→ What needs to be done
Write the material out again exactly as it stands.

══ Information supplied

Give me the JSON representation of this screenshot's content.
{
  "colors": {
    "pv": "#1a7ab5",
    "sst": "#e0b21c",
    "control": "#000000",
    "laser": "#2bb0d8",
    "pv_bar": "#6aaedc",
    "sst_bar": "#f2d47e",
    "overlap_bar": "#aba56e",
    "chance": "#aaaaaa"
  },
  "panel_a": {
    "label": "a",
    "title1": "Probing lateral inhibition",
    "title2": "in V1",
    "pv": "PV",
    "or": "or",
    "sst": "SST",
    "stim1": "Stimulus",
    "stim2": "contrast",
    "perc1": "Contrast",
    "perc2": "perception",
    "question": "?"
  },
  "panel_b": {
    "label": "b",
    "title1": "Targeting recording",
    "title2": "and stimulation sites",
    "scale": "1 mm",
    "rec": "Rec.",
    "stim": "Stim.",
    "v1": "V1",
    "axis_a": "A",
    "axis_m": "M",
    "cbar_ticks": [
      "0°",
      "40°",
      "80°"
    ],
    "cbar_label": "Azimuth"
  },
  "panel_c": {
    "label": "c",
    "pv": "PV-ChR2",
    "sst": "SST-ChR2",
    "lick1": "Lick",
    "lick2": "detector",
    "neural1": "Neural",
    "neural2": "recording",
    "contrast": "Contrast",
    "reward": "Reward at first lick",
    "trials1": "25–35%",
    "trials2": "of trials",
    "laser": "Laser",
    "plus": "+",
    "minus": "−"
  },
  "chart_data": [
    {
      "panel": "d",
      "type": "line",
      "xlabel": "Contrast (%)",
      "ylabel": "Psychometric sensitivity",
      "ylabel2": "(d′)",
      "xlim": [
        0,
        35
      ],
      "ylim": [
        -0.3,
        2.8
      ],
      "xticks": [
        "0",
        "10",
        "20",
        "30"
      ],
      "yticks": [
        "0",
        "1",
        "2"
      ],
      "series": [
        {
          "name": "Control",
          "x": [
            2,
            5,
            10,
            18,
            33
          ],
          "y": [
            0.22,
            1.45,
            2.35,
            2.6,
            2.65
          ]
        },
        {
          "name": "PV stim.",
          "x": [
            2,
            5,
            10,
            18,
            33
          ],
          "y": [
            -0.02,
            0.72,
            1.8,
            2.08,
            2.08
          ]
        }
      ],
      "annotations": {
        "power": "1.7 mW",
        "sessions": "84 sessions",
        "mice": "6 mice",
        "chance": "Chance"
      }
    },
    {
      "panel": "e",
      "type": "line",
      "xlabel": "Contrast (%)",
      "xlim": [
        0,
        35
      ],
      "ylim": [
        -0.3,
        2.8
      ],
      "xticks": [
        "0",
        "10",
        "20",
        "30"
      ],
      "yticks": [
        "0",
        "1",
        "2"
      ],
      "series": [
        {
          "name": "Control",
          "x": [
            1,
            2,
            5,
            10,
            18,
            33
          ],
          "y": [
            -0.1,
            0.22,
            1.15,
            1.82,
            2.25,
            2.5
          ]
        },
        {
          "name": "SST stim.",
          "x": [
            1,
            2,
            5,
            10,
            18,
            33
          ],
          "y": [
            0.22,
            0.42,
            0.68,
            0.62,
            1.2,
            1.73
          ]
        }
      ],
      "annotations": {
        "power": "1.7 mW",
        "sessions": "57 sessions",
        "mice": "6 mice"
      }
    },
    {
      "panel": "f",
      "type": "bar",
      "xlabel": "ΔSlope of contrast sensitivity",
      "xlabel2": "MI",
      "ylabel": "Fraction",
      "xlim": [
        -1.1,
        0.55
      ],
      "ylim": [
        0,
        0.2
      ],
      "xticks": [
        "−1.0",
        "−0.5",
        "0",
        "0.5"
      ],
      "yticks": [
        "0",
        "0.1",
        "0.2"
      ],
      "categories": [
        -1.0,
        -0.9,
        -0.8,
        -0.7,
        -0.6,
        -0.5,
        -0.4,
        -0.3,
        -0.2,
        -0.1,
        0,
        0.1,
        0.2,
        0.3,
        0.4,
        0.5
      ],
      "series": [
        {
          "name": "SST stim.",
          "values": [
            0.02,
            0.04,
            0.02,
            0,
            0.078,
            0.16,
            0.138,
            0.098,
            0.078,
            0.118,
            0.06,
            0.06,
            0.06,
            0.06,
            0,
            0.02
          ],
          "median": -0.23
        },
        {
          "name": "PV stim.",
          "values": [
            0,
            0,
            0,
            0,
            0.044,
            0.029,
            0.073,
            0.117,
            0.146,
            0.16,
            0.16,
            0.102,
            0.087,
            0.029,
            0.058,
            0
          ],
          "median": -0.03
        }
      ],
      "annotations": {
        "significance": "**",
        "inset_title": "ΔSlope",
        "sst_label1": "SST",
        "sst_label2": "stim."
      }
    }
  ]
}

════

→ Complete answer
Give me the JSON representation of this screenshot's content.
{
  "colors": {
    "pv": "#1a7ab5",
    "sst": "#e0b21c",
    "control": "#000000",
    "laser": "#2bb0d8",
    "pv_bar": "#6aaedc",
    "sst_bar": "#f2d47e",
    "overlap_bar": "#aba56e",
    "chance": "#aaaaaa"
  },
  "panel_a": {
    "label": "a",
    "title1": "Probing lateral inhibition",
    "title2": "in V1",
    "pv": "PV",
    "or": "or",
    "sst": "SST",
    "stim1": "Stimulus",
    "stim2": "contrast",
    "perc1": "Contrast",
    "perc2": "perception",
    "question": "?"
  },
  "panel_b": {
    "label": "b",
    "title1": "Targeting recording",
    "title2": "and stimulation sites",
    "scale": "1 mm",
    "rec": "Rec.",
    "stim": "Stim.",
    "v1": "V1",
    "axis_a": "A",
    "axis_m": "M",
    "cbar_ticks": [
      "0°",
      "40°",
      "80°"
    ],
    "cbar_label": "Azimuth"
  },
  "panel_c": {
    "label": "c",
    "pv": "PV-ChR2",
    "sst": "SST-ChR2",
    "lick1": "Lick",
    "lick2": "detector",
    "neural1": "Neural",
    "neural2": "recording",
    "contrast": "Contrast",
    "reward": "Reward at first lick",
    "trials1": "25–35%",
    "trials2": "of trials",
    "laser": "Laser",
    "plus": "+",
    "minus": "−"
  },
  "chart_data": [
    {
      "panel": "d",
      "type": "line",
      "xlabel": "Contrast (%)",
      "ylabel": "Psychometric sensitivity",
      "ylabel2": "(d′)",
      "xlim": [
        0,
        35
      ],
      "ylim": [
        -0.3,
        2.8
      ],
      "xticks": [
        "0",
        "10",
        "20",
        "30"
      ],
      "yticks": [
        "0",
        "1",
        "2"
      ],
      "series": [
        {
          "name": "Control",
          "x": [
            2,
            5,
            10,
            18,
            33
          ],
          "y": [
            0.22,
            1.45,
            2.35,
            2.6,
            2.65
          ]
        },
        {
          "name": "PV stim.",
          "x": [
            2,
            5,
            10,
            18,
            33
          ],
          "y": [
            -0.02,
            0.72,
            1.8,
            2.08,
            2.08
          ]
        }
      ],
      "annotations": {
        "power": "1.7 mW",
        "sessions": "84 sessions",
        "mice": "6 mice",
        "chance": "Chance"
      }
    },
    {
      "panel": "e",
      "type": "line",
      "xlabel": "Contrast (%)",
      "xlim": [
        0,
        35
      ],
      "ylim": [
        -0.3,
        2.8
      ],
      "xticks": [
        "0",
        "10",
        "20",
        "30"
      ],
      "yticks": [
        "0",
        "1",
        "2"
      ],
      "series": [
        {
          "name": "Control",
          "x": [
            1,
            2,
            5,
            10,
            18,
            33
          ],
          "y": [
            -0.1,
            0.22,
            1.15,
            1.82,
            2.25,
            2.5
          ]
        },
        {
          "name": "SST stim.",
          "x": [
            1,
            2,
            5,
            10,
            18,
            33
          ],
          "y": [
            0.22,
            0.42,
            0.68,
            0.62,
            1.2,
            1.73
          ]
        }
      ],
      "annotations": {
        "power": "1.7 mW",
        "sessions": "57 sessions",
        "mice": "6 mice"
      }
    },
    {
      "panel": "f",
      "type": "bar",
      "xlabel": "ΔSlope of contrast sensitivity",
      "xlabel2": "MI",
      "ylabel": "Fraction",
      "xlim": [
        -1.1,
        0.55
      ],
      "ylim": [
        0,
        0.2
      ],
      "xticks": [
        "−1.0",
        "−0.5",
        "0",
        "0.5"
      ],
      "yticks": [
        "0",
        "0.1",
        "0.2"
      ],
      "categories": [
        -1.0,
        -0.9,
        -0.8,
        -0.7,
        -0.6,
        -0.5,
        -0.4,
        -0.3,
        -0.2,
        -0.1,
        0,
        0.1,
        0.2,
        0.3,
        0.4,
        0.5
      ],
      "series": [
        {
          "name": "SST stim.",
          "values": [
            0.02,
            0.04,
            0.02,
            0,
            0.078,
            0.16,
            0.138,
            0.098,
            0.078,
            0.118,
            0.06,
            0.06,
            0.06,
            0.06,
            0,
            0.02
          ],
          "median": -0.23
        },
        {
          "name": "PV stim.",
          "values": [
            0,
            0,
            0,
            0,
            0.044,
            0.029,
            0.073,
            0.117,
            0.146,
            0.16,
            0.16,
            0.102,
            0.087,
            0.029,
            0.058,
            0
          ],
          "median": -0.03
        }
      ],
      "annotations": {
        "significance": "**",
        "inset_title": "ΔSlope",
        "sst_label1": "SST",
        "sst_label2": "stim."
      }
    }
  ]
}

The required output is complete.